• INSTRUCTIONS TO FOLLOW
Copy out the entries exactly, from the first line to the last.

• RECORDS FOR THE TASK

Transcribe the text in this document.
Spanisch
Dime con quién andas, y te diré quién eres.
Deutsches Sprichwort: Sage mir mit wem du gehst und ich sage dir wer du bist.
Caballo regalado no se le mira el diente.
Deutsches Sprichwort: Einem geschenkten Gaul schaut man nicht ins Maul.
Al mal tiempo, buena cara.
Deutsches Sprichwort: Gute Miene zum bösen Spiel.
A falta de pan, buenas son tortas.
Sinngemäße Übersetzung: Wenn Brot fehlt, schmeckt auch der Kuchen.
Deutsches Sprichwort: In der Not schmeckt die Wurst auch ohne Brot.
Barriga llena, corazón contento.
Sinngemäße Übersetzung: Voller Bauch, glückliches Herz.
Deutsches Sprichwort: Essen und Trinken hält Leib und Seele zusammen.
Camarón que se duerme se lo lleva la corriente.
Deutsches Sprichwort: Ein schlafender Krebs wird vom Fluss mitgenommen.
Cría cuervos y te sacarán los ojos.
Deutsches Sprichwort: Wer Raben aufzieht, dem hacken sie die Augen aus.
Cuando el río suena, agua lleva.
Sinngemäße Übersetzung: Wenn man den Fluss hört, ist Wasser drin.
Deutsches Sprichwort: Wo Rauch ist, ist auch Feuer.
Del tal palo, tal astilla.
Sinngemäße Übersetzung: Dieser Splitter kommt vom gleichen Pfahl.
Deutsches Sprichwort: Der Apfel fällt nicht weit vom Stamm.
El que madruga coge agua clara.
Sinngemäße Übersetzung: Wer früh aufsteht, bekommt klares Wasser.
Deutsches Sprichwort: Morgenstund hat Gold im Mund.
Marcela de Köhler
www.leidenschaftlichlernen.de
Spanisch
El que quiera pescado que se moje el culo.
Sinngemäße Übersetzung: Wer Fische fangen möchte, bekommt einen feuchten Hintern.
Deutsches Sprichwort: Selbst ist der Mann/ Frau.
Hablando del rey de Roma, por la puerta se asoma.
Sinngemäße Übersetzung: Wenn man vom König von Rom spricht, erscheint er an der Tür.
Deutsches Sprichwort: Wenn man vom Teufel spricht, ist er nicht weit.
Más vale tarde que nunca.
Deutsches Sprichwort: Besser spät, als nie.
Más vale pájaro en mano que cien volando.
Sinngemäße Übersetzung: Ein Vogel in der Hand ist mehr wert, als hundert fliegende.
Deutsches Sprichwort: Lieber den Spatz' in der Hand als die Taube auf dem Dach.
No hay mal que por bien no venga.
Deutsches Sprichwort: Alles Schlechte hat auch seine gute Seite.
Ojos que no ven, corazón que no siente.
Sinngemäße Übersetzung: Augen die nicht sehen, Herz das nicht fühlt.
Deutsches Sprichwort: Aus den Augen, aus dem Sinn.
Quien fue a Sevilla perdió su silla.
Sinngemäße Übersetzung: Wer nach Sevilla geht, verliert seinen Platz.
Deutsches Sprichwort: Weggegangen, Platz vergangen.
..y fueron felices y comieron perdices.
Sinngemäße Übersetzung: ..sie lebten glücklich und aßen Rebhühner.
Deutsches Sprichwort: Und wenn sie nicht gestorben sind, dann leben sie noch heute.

• RESPONSE TO THIS TASK
Transcribe the text in this document.
Spanisch
Dime con quién andas, y te diré quién eres.
Deutsches Sprichwort: Sage mir mit wem du gehst und ich sage dir wer du bist.
Caballo regalado no se le mira el diente.
Deutsches Sprichwort: Einem geschenkten Gaul schaut man nicht ins Maul.
Al mal tiempo, buena cara.
Deutsches Sprichwort: Gute Miene zum bösen Spiel.
A falta de pan, buenas son tortas.
Sinngemäße Übersetzung: Wenn Brot fehlt, schmeckt auch der Kuchen.
Deutsches Sprichwort: In der Not schmeckt die Wurst auch ohne Brot.
Barriga llena, corazón contento.
Sinngemäße Übersetzung: Voller Bauch, glückliches Herz.
Deutsches Sprichwort: Essen und Trinken hält Leib und Seele zusammen.
Camarón que se duerme se lo lleva la corriente.
Deutsches Sprichwort: Ein schlafender Krebs wird vom Fluss mitgenommen.
Cría cuervos y te sacarán los ojos.
Deutsches Sprichwort: Wer Raben aufzieht, dem hacken sie die Augen aus.
Cuando el río suena, agua lleva.
Sinngemäße Übersetzung: Wenn man den Fluss hört, ist Wasser drin.
Deutsches Sprichwort: Wo Rauch ist, ist auch Feuer.
Del tal palo, tal astilla.
Sinngemäße Übersetzung: Dieser Splitter kommt vom gleichen Pfahl.
Deutsches Sprichwort: Der Apfel fällt nicht weit vom Stamm.
El que madruga coge agua clara.
Sinngemäße Übersetzung: Wer früh aufsteht, bekommt klares Wasser.
Deutsches Sprichwort: Morgenstund hat Gold im Mund.
Marcela de Köhler
www.leidenschaftlichlernen.de
Spanisch
El que quiera pescado que se moje el culo.
Sinngemäße Übersetzung: Wer Fische fangen möchte, bekommt einen feuchten Hintern.
Deutsches Sprichwort: Selbst ist der Mann/ Frau.
Hablando del rey de Roma, por la puerta se asoma.
Sinngemäße Übersetzung: Wenn man vom König von Rom spricht, erscheint er an der Tür.
Deutsches Sprichwort: Wenn man vom Teufel spricht, ist er nicht weit.
Más vale tarde que nunca.
Deutsches Sprichwort: Besser spät, als nie.
Más vale pájaro en mano que cien volando.
Sinngemäße Übersetzung: Ein Vogel in der Hand ist mehr wert, als hundert fliegende.
Deutsches Sprichwort: Lieber den Spatz' in der Hand als die Taube auf dem Dach.
No hay mal que por bien no venga.
Deutsches Sprichwort: Alles Schlechte hat auch seine gute Seite.
Ojos que no ven, corazón que no siente.
Sinngemäße Übersetzung: Augen die nicht sehen, Herz das nicht fühlt.
Deutsches Sprichwort: Aus den Augen, aus dem Sinn.
Quien fue a Sevilla perdió su silla.
Sinngemäße Übersetzung: Wer nach Sevilla geht, verliert seinen Platz.
Deutsches Sprichwort: Weggegangen, Platz vergangen.
..y fueron felices y comieron perdices.
Sinngemäße Übersetzung: ..sie lebten glücklich und aßen Rebhühner.
Deutsches Sprichwort: Und wenn sie nicht gestorben sind, dann leben sie noch heute.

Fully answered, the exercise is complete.